→ **STATED TASK**
Copy each record exactly as it reads, leaving out any pictures it holds.

→ **ENTRIES**
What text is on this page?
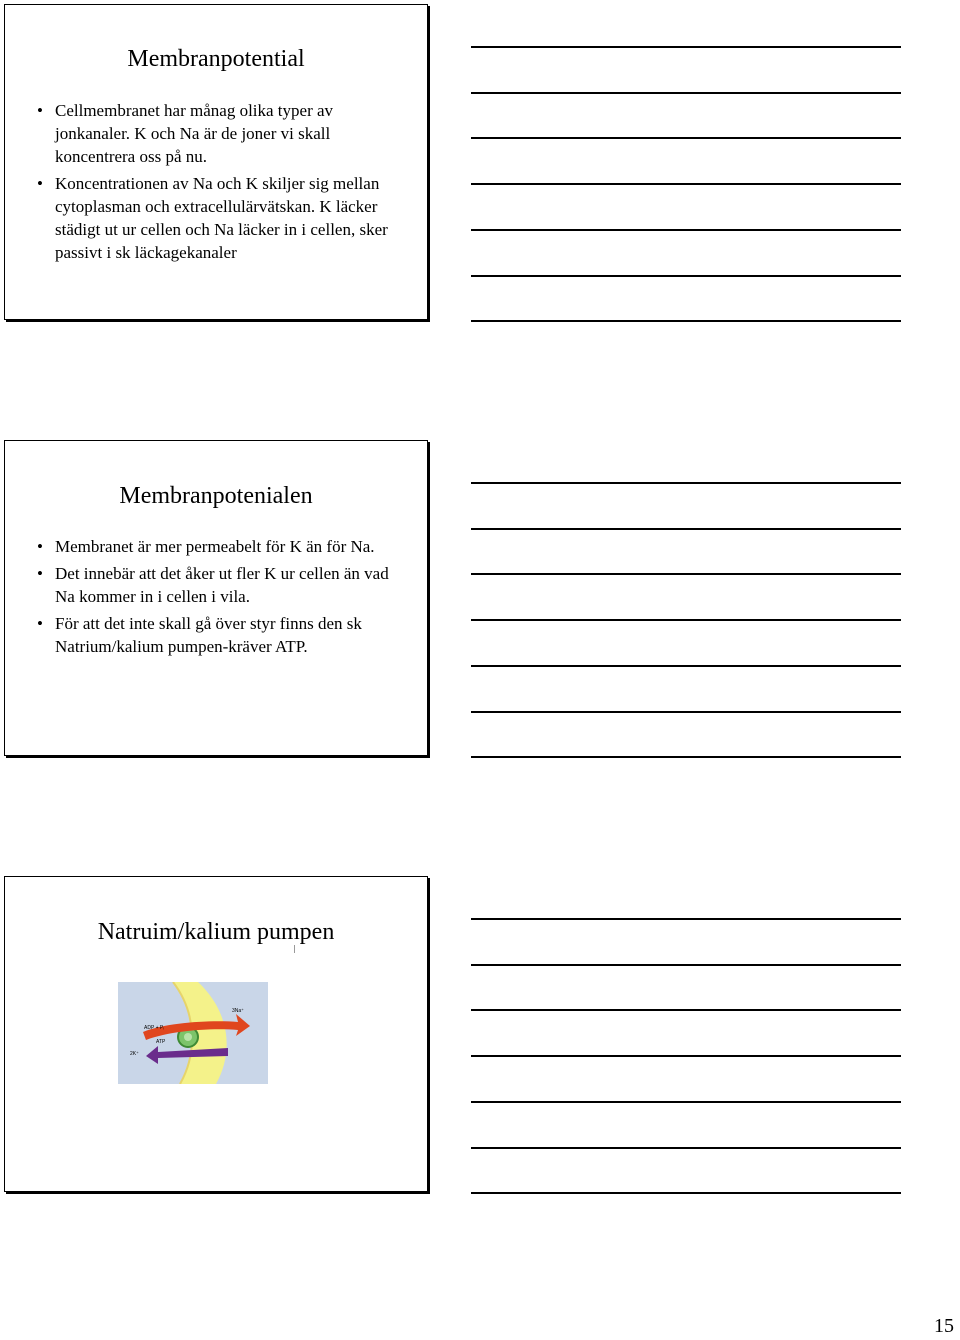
Membranpotential
• Cellmembranet har månag olika typer av jonkanaler. K och Na är de joner vi skall koncentrera oss på nu.
• Koncentrationen av Na och K skiljer sig mellan cytoplasman och extracellulärvätskan. K läcker städigt ut ur cellen och Na läcker in i cellen, sker passivt i sk läckagekanaler
Membranpotenialen
• Membranet är mer permeabelt för K än för Na.
• Det innebär att det åker ut fler K ur cellen än vad Na kommer in i cellen i vila.
• För att det inte skall gå över styr finns den sk Natrium/kalium pumpen-kräver ATP.
Natruim/kalium pumpen
3Na⁺
ADP + Pᵢ
ATP
2K⁺
15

→ **THE REPLY**
What text is on this page?
Membranpotential
• Cellmembranet har månag olika typer av jonkanaler. K och Na är de joner vi skall koncentrera oss på nu.
• Koncentrationen av Na och K skiljer sig mellan cytoplasman och extracellulärvätskan. K läcker städigt ut ur cellen och Na läcker in i cellen, sker passivt i sk läckagekanaler
Membranpotenialen
• Membranet är mer permeabelt för K än för Na.
• Det innebär att det åker ut fler K ur cellen än vad Na kommer in i cellen i vila.
• För att det inte skall gå över styr finns den sk Natrium/kalium pumpen-kräver ATP.
Natruim/kalium pumpen
3Na⁺
ADP + Pᵢ
ATP
2K⁺
15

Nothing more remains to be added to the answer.